#### EXTRACT PROVIDED
· · ·

A possible realization of such a pixel spectral filter is a matrix of absorbers like organic pigments or dyes [8]. Besides the problem of depositing different dyes with micrometer resolution, those filters usually have a low transmission and a relatively broad absorption spectrum. Since they are based on organic molecules, they often suffer from degradation or aging, in particular when exposed to ultraviolet radiation. In contrast to that, light can also be filtered by interference effects occurring in periodic thin film superlattices. By adjusting its parameters (e.g., layer thickness [9] or periodicity [10, 11]), the filter function of such resonant filters can be controlled. Therefore, they are now becoming more popular in various applications such as color displays [12, 13], image sensors [14], and biosensors [15]. Some dielectric nanostructure-based color printings with high spatial resolution have been reported by other groups [16, 17], but most of them work on the reflection mode, such transmissive filters are still absent.

For both chemical color filters (e.g., Bayer filters used on many commercial image sensors [18]), and resonant filters based on the variation of thin film thickness, separate photolithography steps need to be performed to laterally control the filter function. As a matter of fact, to obtain three different filter functions (i.e., for red, green and blue colors [19]), three separate photolithography steps have to be used. For spectrometers, however, the number of different wavelengths, and consequently the number of photolithography steps, is so large that this approach cannot be used. In contrast to that, filters with a lateral periodicity only require one lithography step and are thus much more convenient in terms of fabrication effort. In this case, the filter function would be controllable from pixel to pixel in a single patterning step.

There are two basic concepts for spectral filters with lateral periodicity, namely metallic nanohole array filters and guided-mode-resonance (GMR) spectral filters.

The filtering effect of arrays of nanoholes in thin metal films is due to the excitation of surface plasmon resonances (SPR) [11]. Such filters can be patterned in triangular [20] or square lattice [11, 21, 22] with different shapes of metallic holes (i.e., circular [11, 21], triangular [20], square [22] and annular holes [23]) and have been both theoretically and experimentally reported by many groups. The spectral response can be tuned by changing their lattice period. On one hand, these filters have the advantage of being fabricated by straightforward technological steps, and can then be directly integrated with image sensors. However, on the other hand, they yield low transmission efficiency, which is normally about 25–50%, with a spectral line width of the filter function (i.e., full width at half maximum (FWHM)) over 100 nm, which would be too large for a CMOS spectrometer. Yokogawa et al. have reported CMOS image sensors integrated with circular hole array color filters in different sizes from (1 × 1) μm2 to (5 × 5) μm2 [14]. Although they have realized the filter arrays with low crosstalk effect, their transmission efficiency of 40–50% could still not be further improved.

· · ·

#### TASK LIST
[a] Decide whether each statement below agrees with the passage on spectral filters, answering yes or no and quoting the deciding words from it. (i) Metallic nanohole array filters normally transmit about 25–50% of the light. (ii) Filters with a lateral periodicity need three separate lithography steps. (iii) Filters made of organic dyes have a narrow absorption spectrum.
[b] Please return the part of the passage on spectral filters starting with "There are two" and going on through "(GMR) spectral filters.".

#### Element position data
· · ·

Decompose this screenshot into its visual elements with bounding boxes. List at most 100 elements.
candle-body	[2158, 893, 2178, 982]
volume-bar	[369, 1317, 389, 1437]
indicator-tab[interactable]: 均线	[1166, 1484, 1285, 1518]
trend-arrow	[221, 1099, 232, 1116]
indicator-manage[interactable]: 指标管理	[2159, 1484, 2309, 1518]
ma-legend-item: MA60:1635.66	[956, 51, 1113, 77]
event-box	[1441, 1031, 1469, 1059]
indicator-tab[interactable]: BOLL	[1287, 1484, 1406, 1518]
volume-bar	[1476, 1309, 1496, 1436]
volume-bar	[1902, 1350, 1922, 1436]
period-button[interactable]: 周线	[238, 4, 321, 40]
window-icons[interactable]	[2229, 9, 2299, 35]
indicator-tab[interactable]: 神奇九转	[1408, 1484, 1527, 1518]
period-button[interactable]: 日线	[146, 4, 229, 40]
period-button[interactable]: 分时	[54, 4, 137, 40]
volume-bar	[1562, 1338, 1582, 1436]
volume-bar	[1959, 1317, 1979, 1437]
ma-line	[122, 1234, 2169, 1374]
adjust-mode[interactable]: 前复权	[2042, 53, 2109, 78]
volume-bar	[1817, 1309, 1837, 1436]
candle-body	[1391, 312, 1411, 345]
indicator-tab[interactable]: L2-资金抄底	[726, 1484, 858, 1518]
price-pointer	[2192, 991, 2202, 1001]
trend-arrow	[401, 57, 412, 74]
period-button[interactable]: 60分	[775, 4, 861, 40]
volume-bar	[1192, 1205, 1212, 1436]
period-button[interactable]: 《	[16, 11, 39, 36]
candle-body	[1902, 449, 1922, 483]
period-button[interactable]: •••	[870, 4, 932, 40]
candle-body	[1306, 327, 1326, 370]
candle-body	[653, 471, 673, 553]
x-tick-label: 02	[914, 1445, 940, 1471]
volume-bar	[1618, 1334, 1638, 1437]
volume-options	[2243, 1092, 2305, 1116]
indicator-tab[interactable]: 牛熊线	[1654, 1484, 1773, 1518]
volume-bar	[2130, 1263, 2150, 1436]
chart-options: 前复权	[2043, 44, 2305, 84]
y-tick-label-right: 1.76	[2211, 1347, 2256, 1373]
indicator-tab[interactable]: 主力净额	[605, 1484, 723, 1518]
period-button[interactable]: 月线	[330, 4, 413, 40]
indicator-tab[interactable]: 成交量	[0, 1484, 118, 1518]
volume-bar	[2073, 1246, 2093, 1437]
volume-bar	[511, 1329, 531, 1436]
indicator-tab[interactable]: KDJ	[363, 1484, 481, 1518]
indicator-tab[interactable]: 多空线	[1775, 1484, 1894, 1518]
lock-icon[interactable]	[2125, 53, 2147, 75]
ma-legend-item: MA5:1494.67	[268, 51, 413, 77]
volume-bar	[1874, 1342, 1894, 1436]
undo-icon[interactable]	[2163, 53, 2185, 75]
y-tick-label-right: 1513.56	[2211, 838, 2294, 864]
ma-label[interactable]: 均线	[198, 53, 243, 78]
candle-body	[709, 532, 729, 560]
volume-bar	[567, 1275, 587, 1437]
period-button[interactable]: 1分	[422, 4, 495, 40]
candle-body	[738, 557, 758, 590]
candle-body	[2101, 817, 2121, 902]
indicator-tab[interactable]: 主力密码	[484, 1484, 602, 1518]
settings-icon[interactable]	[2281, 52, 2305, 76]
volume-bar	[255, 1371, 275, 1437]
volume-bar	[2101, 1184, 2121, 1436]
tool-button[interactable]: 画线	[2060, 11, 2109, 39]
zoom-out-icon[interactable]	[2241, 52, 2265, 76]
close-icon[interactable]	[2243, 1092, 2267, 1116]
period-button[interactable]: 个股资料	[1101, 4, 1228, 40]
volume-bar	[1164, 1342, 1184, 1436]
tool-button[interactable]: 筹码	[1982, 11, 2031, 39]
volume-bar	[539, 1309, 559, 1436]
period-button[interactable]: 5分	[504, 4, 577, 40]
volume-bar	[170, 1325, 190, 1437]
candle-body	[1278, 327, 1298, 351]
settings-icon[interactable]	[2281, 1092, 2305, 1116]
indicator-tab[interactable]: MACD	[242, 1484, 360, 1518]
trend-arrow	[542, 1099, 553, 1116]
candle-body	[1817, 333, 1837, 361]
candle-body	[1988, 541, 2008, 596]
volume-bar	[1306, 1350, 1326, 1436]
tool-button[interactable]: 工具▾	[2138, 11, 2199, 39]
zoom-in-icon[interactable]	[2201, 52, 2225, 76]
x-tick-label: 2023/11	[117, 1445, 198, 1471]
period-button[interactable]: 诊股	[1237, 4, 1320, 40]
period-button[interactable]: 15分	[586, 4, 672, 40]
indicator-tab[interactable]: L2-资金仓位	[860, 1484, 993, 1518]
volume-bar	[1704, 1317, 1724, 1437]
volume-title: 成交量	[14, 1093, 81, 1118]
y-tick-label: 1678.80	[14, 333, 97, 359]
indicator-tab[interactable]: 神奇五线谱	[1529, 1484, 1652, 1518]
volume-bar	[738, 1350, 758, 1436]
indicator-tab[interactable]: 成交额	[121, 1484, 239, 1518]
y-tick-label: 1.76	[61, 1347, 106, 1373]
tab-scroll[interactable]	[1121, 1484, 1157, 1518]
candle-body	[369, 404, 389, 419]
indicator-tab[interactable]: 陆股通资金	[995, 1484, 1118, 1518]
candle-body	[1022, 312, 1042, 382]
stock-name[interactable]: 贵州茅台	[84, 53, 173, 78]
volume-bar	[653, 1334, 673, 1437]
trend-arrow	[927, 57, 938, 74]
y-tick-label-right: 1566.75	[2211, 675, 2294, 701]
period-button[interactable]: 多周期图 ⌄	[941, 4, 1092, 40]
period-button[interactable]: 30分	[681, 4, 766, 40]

· · ·

#### THE ANSWERS
[a]
(i) Yes: "they yield low transmission efficiency, which is normally about 25–50%"
(ii) No: "filters with a lateral periodicity only require one lithography step"
(iii) No: "those filters usually have a low transmission and a relatively broad absorption spectrum"

[b]
There are two basic concepts for spectral filters with lateral periodicity, namely metallic nanohole array filters and guided-mode-resonance (GMR) spectral filters.